Repeat each entry as written, dropping any picture you find.

_LISTING:_
Start
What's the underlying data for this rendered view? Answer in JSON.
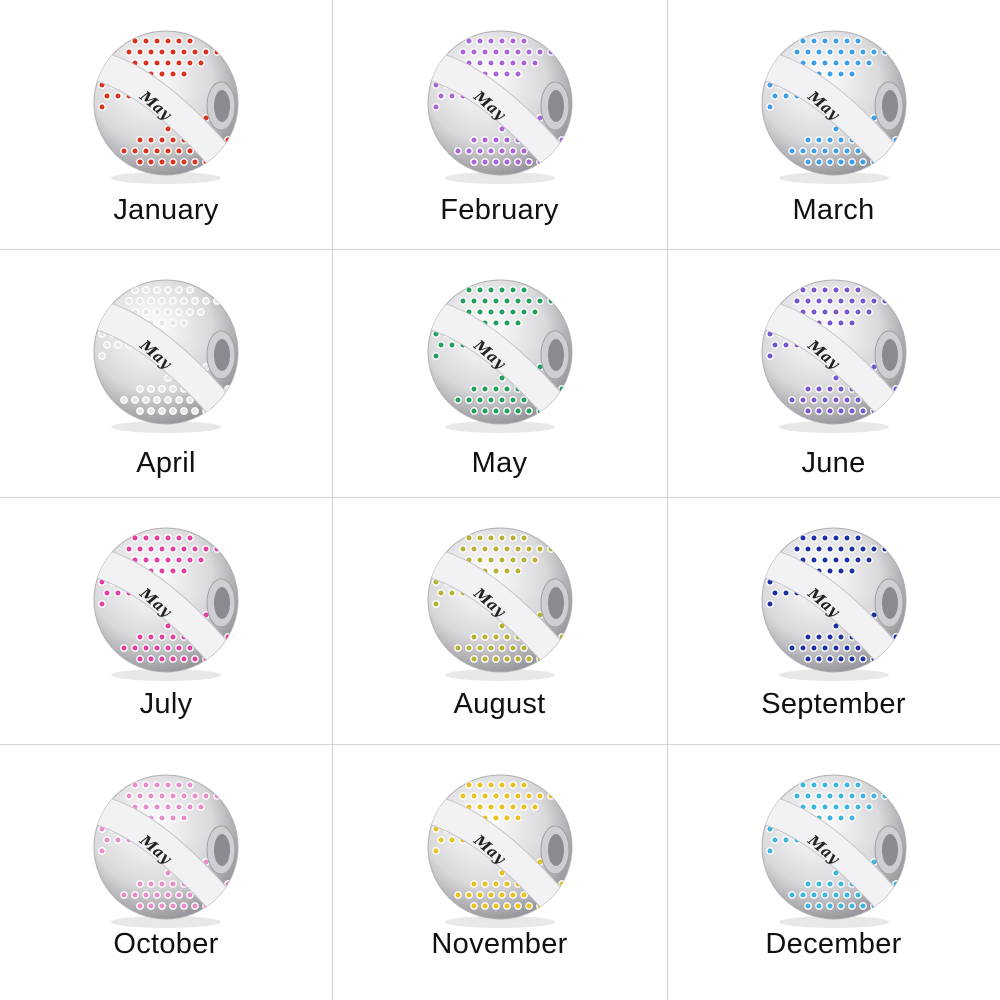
{
  "engraving": "May",
  "months": [
    {
      "label": "January",
      "stone_color": "#d8321f"
    },
    {
      "label": "February",
      "stone_color": "#a864d6"
    },
    {
      "label": "March",
      "stone_color": "#3c9ee6"
    },
    {
      "label": "April",
      "stone_color": "#e6e6ea"
    },
    {
      "label": "May",
      "stone_color": "#1f9e5e"
    },
    {
      "label": "June",
      "stone_color": "#7456cc"
    },
    {
      "label": "July",
      "stone_color": "#e23ea0"
    },
    {
      "label": "August",
      "stone_color": "#b4b232"
    },
    {
      "label": "September",
      "stone_color": "#1e2fa6"
    },
    {
      "label": "October",
      "stone_color": "#e88cc8"
    },
    {
      "label": "November",
      "stone_color": "#e6c21e"
    },
    {
      "label": "December",
      "stone_color": "#3cb4dc"
    }
  ]
}
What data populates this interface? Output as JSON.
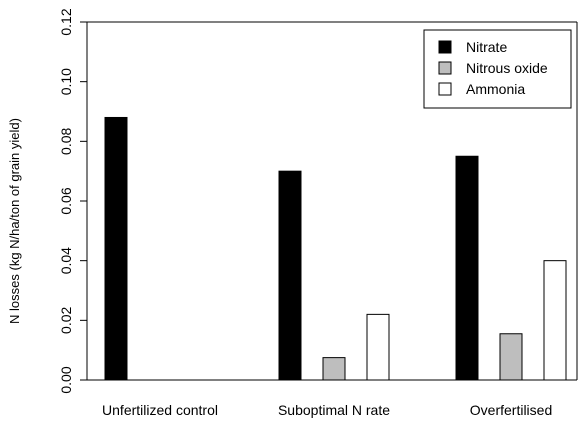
{
  "chart_data": {
    "type": "bar",
    "title": "",
    "xlabel": "",
    "ylabel": "N losses (kg N/ha/ton of grain yield)",
    "ylim": [
      0,
      0.12
    ],
    "yticks": [
      "0.00",
      "0.02",
      "0.04",
      "0.06",
      "0.08",
      "0.10",
      "0.12"
    ],
    "categories": [
      "Unfertilized control",
      "Suboptimal N rate",
      "Overfertilised"
    ],
    "series": [
      {
        "name": "Nitrate",
        "values": [
          0.088,
          0.07,
          0.075
        ],
        "color": "#000000"
      },
      {
        "name": "Nitrous oxide",
        "values": [
          0.0,
          0.0075,
          0.0155
        ],
        "color": "#bebebe"
      },
      {
        "name": "Ammonia",
        "values": [
          0.0,
          0.022,
          0.04
        ],
        "color": "#ffffff"
      }
    ],
    "legend_position": "top-right",
    "grid": false
  }
}
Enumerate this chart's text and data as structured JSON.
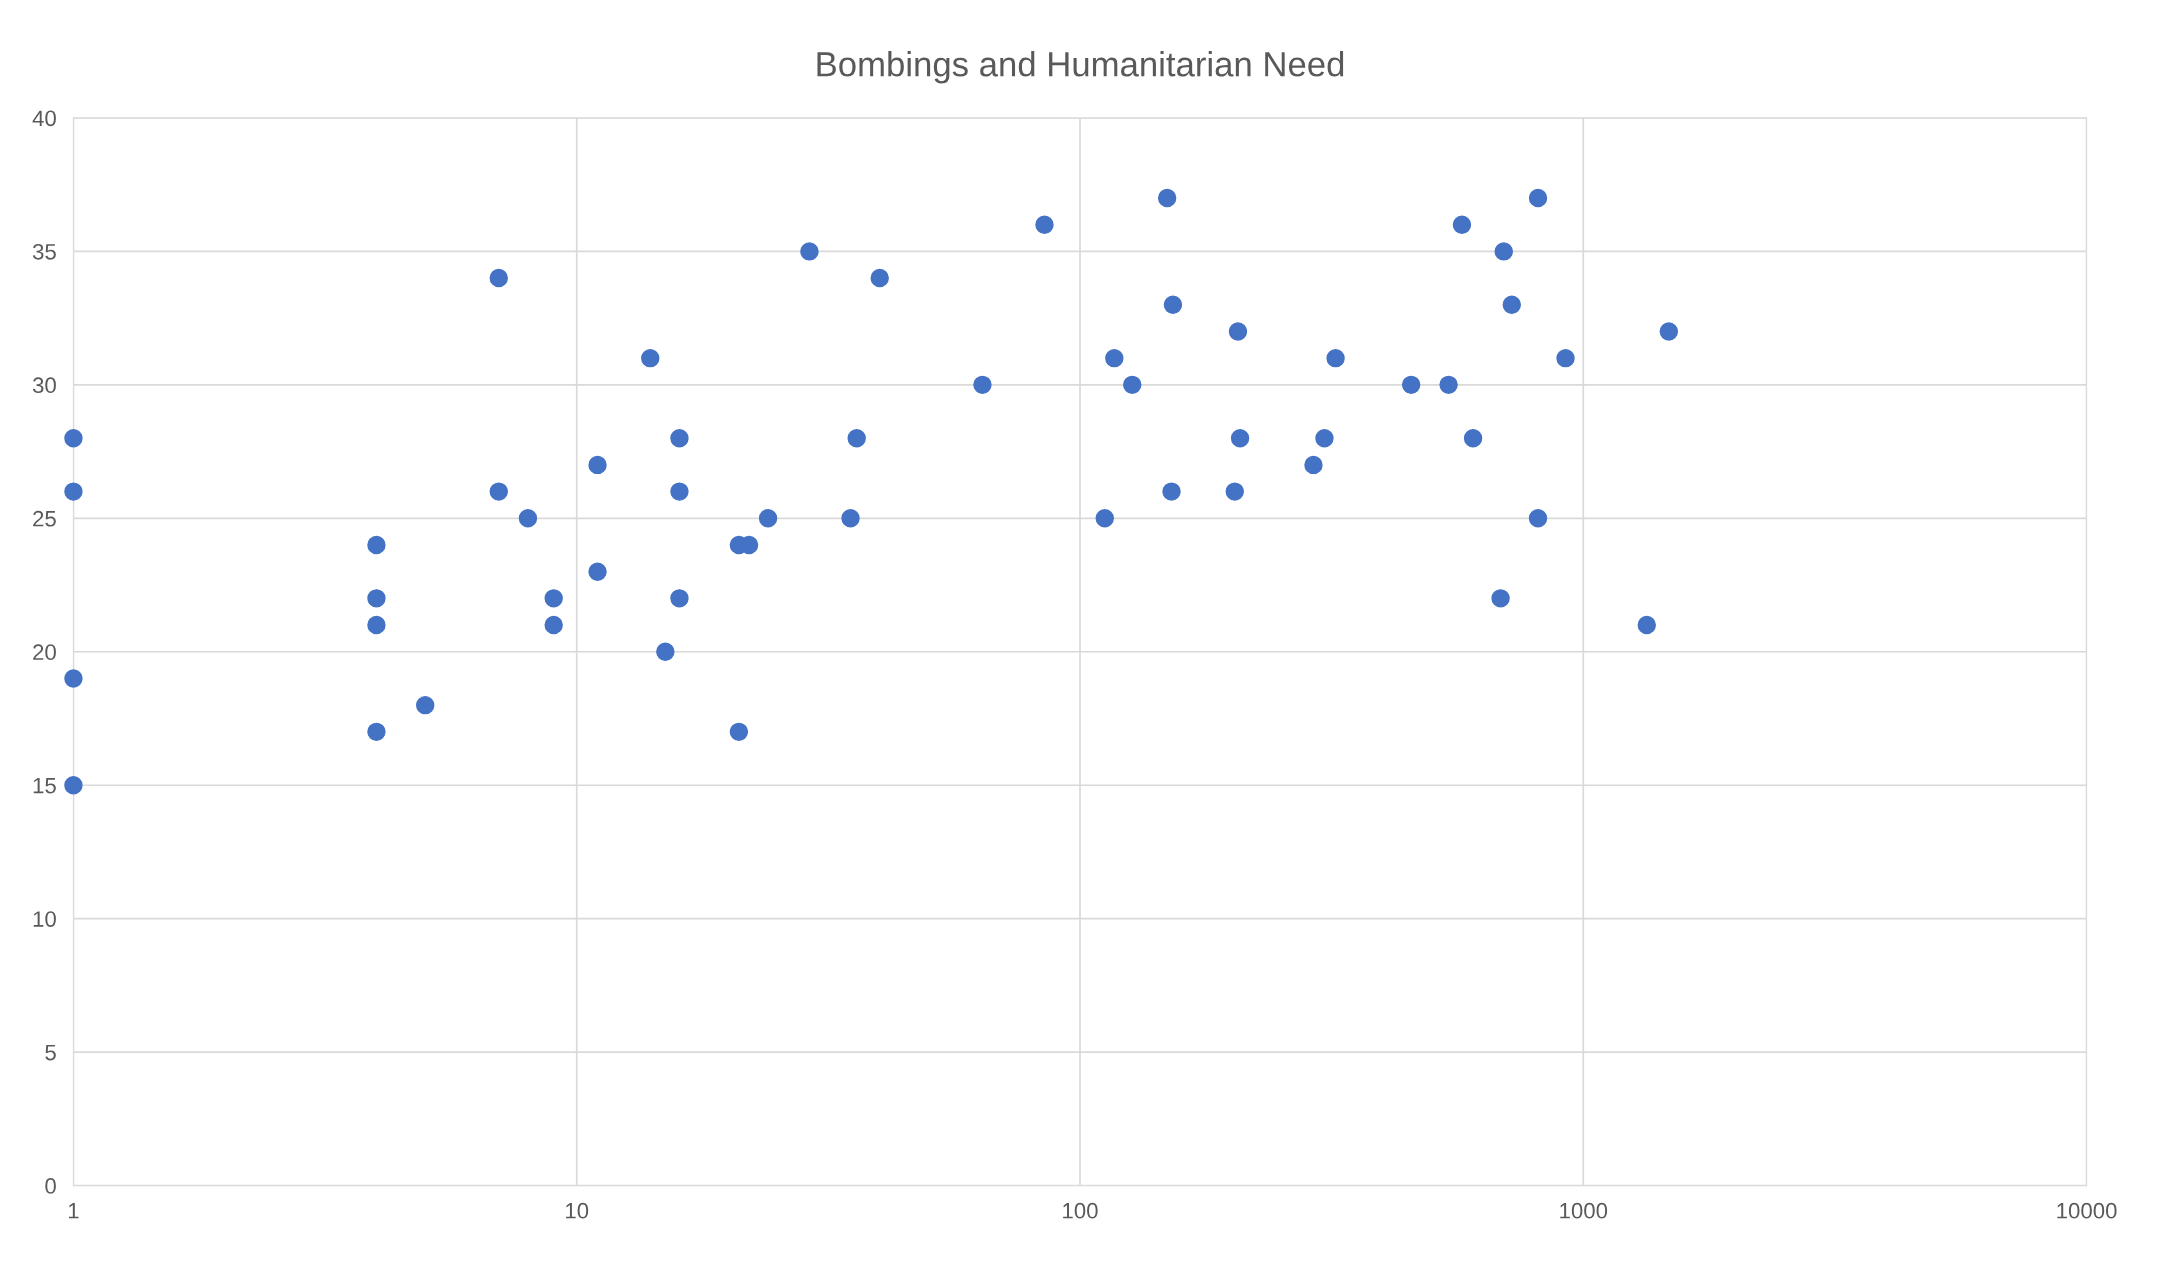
{
  "chart_data": {
    "type": "scatter",
    "title": "Bombings and Humanitarian Need",
    "x": [
      1,
      1,
      1,
      1,
      4,
      4,
      4,
      4,
      5,
      7,
      7,
      8,
      9,
      9,
      11,
      11,
      14,
      15,
      16,
      16,
      16,
      21,
      21,
      22,
      24,
      29,
      35,
      36,
      40,
      64,
      85,
      112,
      117,
      127,
      149,
      152,
      153,
      203,
      206,
      208,
      291,
      306,
      322,
      455,
      540,
      574,
      604,
      685,
      695,
      721,
      813,
      813,
      922,
      1337,
      1479
    ],
    "series": [
      {
        "color": "#4472c4",
        "values": [
          28,
          26,
          19,
          15,
          24,
          22,
          21,
          17,
          18,
          34,
          26,
          25,
          22,
          21,
          27,
          23,
          31,
          20,
          28,
          26,
          22,
          17,
          24,
          24,
          25,
          35,
          25,
          28,
          34,
          30,
          36,
          25,
          31,
          30,
          37,
          26,
          33,
          26,
          32,
          28,
          27,
          28,
          31,
          30,
          30,
          36,
          28,
          22,
          35,
          33,
          37,
          25,
          31,
          21,
          32
        ]
      }
    ],
    "log": "x",
    "xlim": [
      1,
      10000
    ],
    "xticks": [
      1,
      10,
      100,
      1000,
      10000
    ],
    "ylim": [
      0,
      40
    ],
    "yticks": [
      0,
      5,
      10,
      15,
      20,
      25,
      30,
      35,
      40
    ],
    "grid": true,
    "marker": "circle",
    "legend": false
  }
}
End
_WORKED ANSWER:_
What's the underlying data for this rendered view? Answer in JSON.
{
  "engraving": "May",
  "months": [
    {
      "label": "January",
      "stone_color": "#d8321f"
    },
    {
      "label": "February",
      "stone_color": "#a864d6"
    },
    {
      "label": "March",
      "stone_color": "#3c9ee6"
    },
    {
      "label": "April",
      "stone_color": "#e6e6ea"
    },
    {
      "label": "May",
      "stone_color": "#1f9e5e"
    },
    {
      "label": "June",
      "stone_color": "#7456cc"
    },
    {
      "label": "July",
      "stone_color": "#e23ea0"
    },
    {
      "label": "August",
      "stone_color": "#b4b232"
    },
    {
      "label": "September",
      "stone_color": "#1e2fa6"
    },
    {
      "label": "October",
      "stone_color": "#e88cc8"
    },
    {
      "label": "November",
      "stone_color": "#e6c21e"
    },
    {
      "label": "December",
      "stone_color": "#3cb4dc"
    }
  ]
}
What data populates this interface? Output as JSON.
{
  "chart_data": {
    "type": "bar",
    "title": "",
    "xlabel": "",
    "ylabel": "N losses (kg N/ha/ton of grain yield)",
    "ylim": [
      0,
      0.12
    ],
    "yticks": [
      "0.00",
      "0.02",
      "0.04",
      "0.06",
      "0.08",
      "0.10",
      "0.12"
    ],
    "categories": [
      "Unfertilized control",
      "Suboptimal N rate",
      "Overfertilised"
    ],
    "series": [
      {
        "name": "Nitrate",
        "values": [
          0.088,
          0.07,
          0.075
        ],
        "color": "#000000"
      },
      {
        "name": "Nitrous oxide",
        "values": [
          0.0,
          0.0075,
          0.0155
        ],
        "color": "#bebebe"
      },
      {
        "name": "Ammonia",
        "values": [
          0.0,
          0.022,
          0.04
        ],
        "color": "#ffffff"
      }
    ],
    "legend_position": "top-right",
    "grid": false
  }
}
Enumerate this chart's text and data as structured JSON.
{
  "chart_data": {
    "type": "scatter",
    "title": "Bombings and Humanitarian Need",
    "x": [
      1,
      1,
      1,
      1,
      4,
      4,
      4,
      4,
      5,
      7,
      7,
      8,
      9,
      9,
      11,
      11,
      14,
      15,
      16,
      16,
      16,
      21,
      21,
      22,
      24,
      29,
      35,
      36,
      40,
      64,
      85,
      112,
      117,
      127,
      149,
      152,
      153,
      203,
      206,
      208,
      291,
      306,
      322,
      455,
      540,
      574,
      604,
      685,
      695,
      721,
      813,
      813,
      922,
      1337,
      1479
    ],
    "series": [
      {
        "color": "#4472c4",
        "values": [
          28,
          26,
          19,
          15,
          24,
          22,
          21,
          17,
          18,
          34,
          26,
          25,
          22,
          21,
          27,
          23,
          31,
          20,
          28,
          26,
          22,
          17,
          24,
          24,
          25,
          35,
          25,
          28,
          34,
          30,
          36,
          25,
          31,
          30,
          37,
          26,
          33,
          26,
          32,
          28,
          27,
          28,
          31,
          30,
          30,
          36,
          28,
          22,
          35,
          33,
          37,
          25,
          31,
          21,
          32
        ]
      }
    ],
    "log": "x",
    "xlim": [
      1,
      10000
    ],
    "xticks": [
      1,
      10,
      100,
      1000,
      10000
    ],
    "ylim": [
      0,
      40
    ],
    "yticks": [
      0,
      5,
      10,
      15,
      20,
      25,
      30,
      35,
      40
    ],
    "grid": true,
    "marker": "circle",
    "legend": false
  }
}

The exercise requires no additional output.